- [EXERCISE GOAL]
Output every entry exactly as written, skipping any pictures.

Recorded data
****************

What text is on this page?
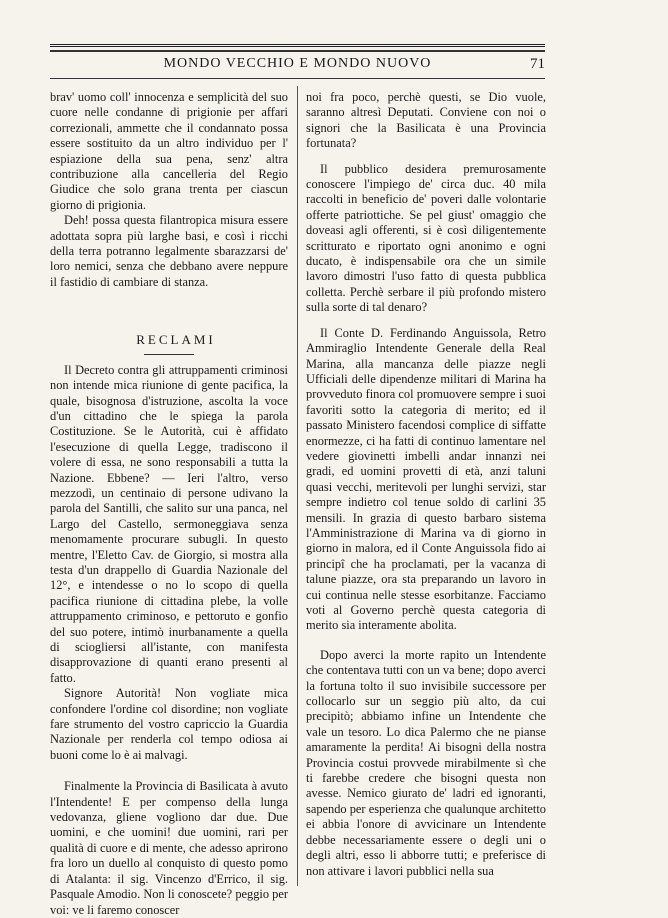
MONDO VECCHIO E MONDO NUOVO	71

brav' uomo coll' innocenza e semplicità del suo cuore nelle condanne di prigionie per affari correzionali, ammette che il condannato possa essere sostituito da un altro individuo per l' espiazione della sua pena, senz' altra contribuzione alla cancelleria del Regio Giudice che solo grana trenta per ciascun giorno di prigionia.

Deh! possa questa filantropica misura essere adottata sopra più larghe basi, e così i ricchi della terra potranno legalmente sbarazzarsi de' loro nemici, senza che debbano avere neppure il fastidio di cambiare di stanza.

RECLAMI

Il Decreto contra gli attruppamenti criminosi non intende mica riunione di gente pacifica, la quale, bisognosa d'istruzione, ascolta la voce d'un cittadino che le spiega la parola Costituzione. Se le Autorità, cui è affidato l'esecuzione di quella Legge, tradiscono il volere di essa, ne sono responsabili a tutta la Nazione. Ebbene? — Ieri l'altro, verso mezzodì, un centinaio di persone udivano la parola del Santilli, che salito sur una panca, nel Largo del Castello, sermoneggiava senza menomamente procurare subugli. In questo mentre, l'Eletto Cav. de Giorgio, si mostra alla testa d'un drappello di Guardia Nazionale del 12°, e intendesse o no lo scopo di quella pacifica riunione di cittadina plebe, la volle attruppamento criminoso, e pettoruto e gonfio del suo potere, intimò inurbanamente a quella di sciogliersi all'istante, con manifesta disapprovazione di quanti erano presenti al fatto.

Signore Autorità! Non vogliate mica confondere l'ordine col disordine; non vogliate fare strumento del vostro capriccio la Guardia Nazionale per renderla col tempo odiosa ai buoni come lo è ai malvagi.

Finalmente la Provincia di Basilicata à avuto l'Intendente! E per compenso della lunga vedovanza, gliene vogliono dar due. Due uomini, e che uomini! due uomini, rari per qualità di cuore e di mente, che adesso aprirono fra loro un duello al conquisto di questo pomo di Atalanta: il sig. Vincenzo d'Errico, il sig. Pasquale Amodio. Non li conoscete? peggio per voi: ve li faremo conoscer

noi fra poco, perchè questi, se Dio vuole, saranno altresì Deputati. Conviene con noi o signori che la Basilicata è una Provincia fortunata?

Il pubblico desidera premurosamente conoscere l'impiego de' circa duc. 40 mila raccolti in beneficio de' poveri dalle volontarie offerte patriottiche. Se pel giust' omaggio che doveasi agli offerenti, si è così diligentemente scritturato e riportato ogni anonimo e ogni ducato, è indispensabile ora che un simile lavoro dimostri l'uso fatto di questa pubblica colletta. Perchè serbare il più profondo mistero sulla sorte di tal denaro?

Il Conte D. Ferdinando Anguissola, Retro Ammiraglio Intendente Generale della Real Marina, alla mancanza delle piazze negli Ufficiali delle dipendenze militari di Marina ha provveduto finora col promuovere sempre i suoi favoriti sotto la categoria di merito; ed il passato Ministero facendosi complice di siffatte enormezze, ci ha fatti di continuo lamentare nel vedere giovinetti imbelli andar innanzi nei gradi, ed uomini provetti di età, anzi taluni quasi vecchi, meritevoli per lunghi servizi, star sempre indietro col tenue soldo di carlini 35 mensili. In grazia di questo barbaro sistema l'Amministrazione di Marina va di giorno in giorno in malora, ed il Conte Anguissola fido ai principî che ha proclamati, per la vacanza di talune piazze, ora sta preparando un lavoro in cui continua nelle stesse esorbitanze. Facciamo voti al Governo perchè questa categoria di merito sia interamente abolita.

Dopo averci la morte rapito un Intendente che contentava tutti con un va bene; dopo averci la fortuna tolto il suo invisibile successore per collocarlo sur un seggio più alto, da cui precipitò; abbiamo infine un Intendente che vale un tesoro. Lo dica Palermo che ne pianse amaramente la perdita! Ai bisogni della nostra Provincia costui provvede mirabilmente sì che ti farebbe credere che bisogni questa non avesse. Nemico giurato de' ladri ed ignoranti, sapendo per esperienza che qualunque architetto ei abbia l'onore di avvicinare un Intendente debbe necessariamente essere o degli uni o degli altri, esso li abborre tutti; e preferisce di non attivare i lavori pubblici nella sua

****************

- [OUTPUT OF THE TASK]
What text is on this page?
MONDO VECCHIO E MONDO NUOVO	71

brav' uomo coll' innocenza e semplicità del suo cuore nelle condanne di prigionie per affari correzionali, ammette che il condannato possa essere sostituito da un altro individuo per l' espiazione della sua pena, senz' altra contribuzione alla cancelleria del Regio Giudice che solo grana trenta per ciascun giorno di prigionia.

Deh! possa questa filantropica misura essere adottata sopra più larghe basi, e così i ricchi della terra potranno legalmente sbarazzarsi de' loro nemici, senza che debbano avere neppure il fastidio di cambiare di stanza.

RECLAMI

Il Decreto contra gli attruppamenti criminosi non intende mica riunione di gente pacifica, la quale, bisognosa d'istruzione, ascolta la voce d'un cittadino che le spiega la parola Costituzione. Se le Autorità, cui è affidato l'esecuzione di quella Legge, tradiscono il volere di essa, ne sono responsabili a tutta la Nazione. Ebbene? — Ieri l'altro, verso mezzodì, un centinaio di persone udivano la parola del Santilli, che salito sur una panca, nel Largo del Castello, sermoneggiava senza menomamente procurare subugli. In questo mentre, l'Eletto Cav. de Giorgio, si mostra alla testa d'un drappello di Guardia Nazionale del 12°, e intendesse o no lo scopo di quella pacifica riunione di cittadina plebe, la volle attruppamento criminoso, e pettoruto e gonfio del suo potere, intimò inurbanamente a quella di sciogliersi all'istante, con manifesta disapprovazione di quanti erano presenti al fatto.

Signore Autorità! Non vogliate mica confondere l'ordine col disordine; non vogliate fare strumento del vostro capriccio la Guardia Nazionale per renderla col tempo odiosa ai buoni come lo è ai malvagi.

Finalmente la Provincia di Basilicata à avuto l'Intendente! E per compenso della lunga vedovanza, gliene vogliono dar due. Due uomini, e che uomini! due uomini, rari per qualità di cuore e di mente, che adesso aprirono fra loro un duello al conquisto di questo pomo di Atalanta: il sig. Vincenzo d'Errico, il sig. Pasquale Amodio. Non li conoscete? peggio per voi: ve li faremo conoscer

noi fra poco, perchè questi, se Dio vuole, saranno altresì Deputati. Conviene con noi o signori che la Basilicata è una Provincia fortunata?

Il pubblico desidera premurosamente conoscere l'impiego de' circa duc. 40 mila raccolti in beneficio de' poveri dalle volontarie offerte patriottiche. Se pel giust' omaggio che doveasi agli offerenti, si è così diligentemente scritturato e riportato ogni anonimo e ogni ducato, è indispensabile ora che un simile lavoro dimostri l'uso fatto di questa pubblica colletta. Perchè serbare il più profondo mistero sulla sorte di tal denaro?

Il Conte D. Ferdinando Anguissola, Retro Ammiraglio Intendente Generale della Real Marina, alla mancanza delle piazze negli Ufficiali delle dipendenze militari di Marina ha provveduto finora col promuovere sempre i suoi favoriti sotto la categoria di merito; ed il passato Ministero facendosi complice di siffatte enormezze, ci ha fatti di continuo lamentare nel vedere giovinetti imbelli andar innanzi nei gradi, ed uomini provetti di età, anzi taluni quasi vecchi, meritevoli per lunghi servizi, star sempre indietro col tenue soldo di carlini 35 mensili. In grazia di questo barbaro sistema l'Amministrazione di Marina va di giorno in giorno in malora, ed il Conte Anguissola fido ai principî che ha proclamati, per la vacanza di talune piazze, ora sta preparando un lavoro in cui continua nelle stesse esorbitanze. Facciamo voti al Governo perchè questa categoria di merito sia interamente abolita.

Dopo averci la morte rapito un Intendente che contentava tutti con un va bene; dopo averci la fortuna tolto il suo invisibile successore per collocarlo sur un seggio più alto, da cui precipitò; abbiamo infine un Intendente che vale un tesoro. Lo dica Palermo che ne pianse amaramente la perdita! Ai bisogni della nostra Provincia costui provvede mirabilmente sì che ti farebbe credere che bisogni questa non avesse. Nemico giurato de' ladri ed ignoranti, sapendo per esperienza che qualunque architetto ei abbia l'onore di avvicinare un Intendente debbe necessariamente essere o degli uni o degli altri, esso li abborre tutti; e preferisce di non attivare i lavori pubblici nella sua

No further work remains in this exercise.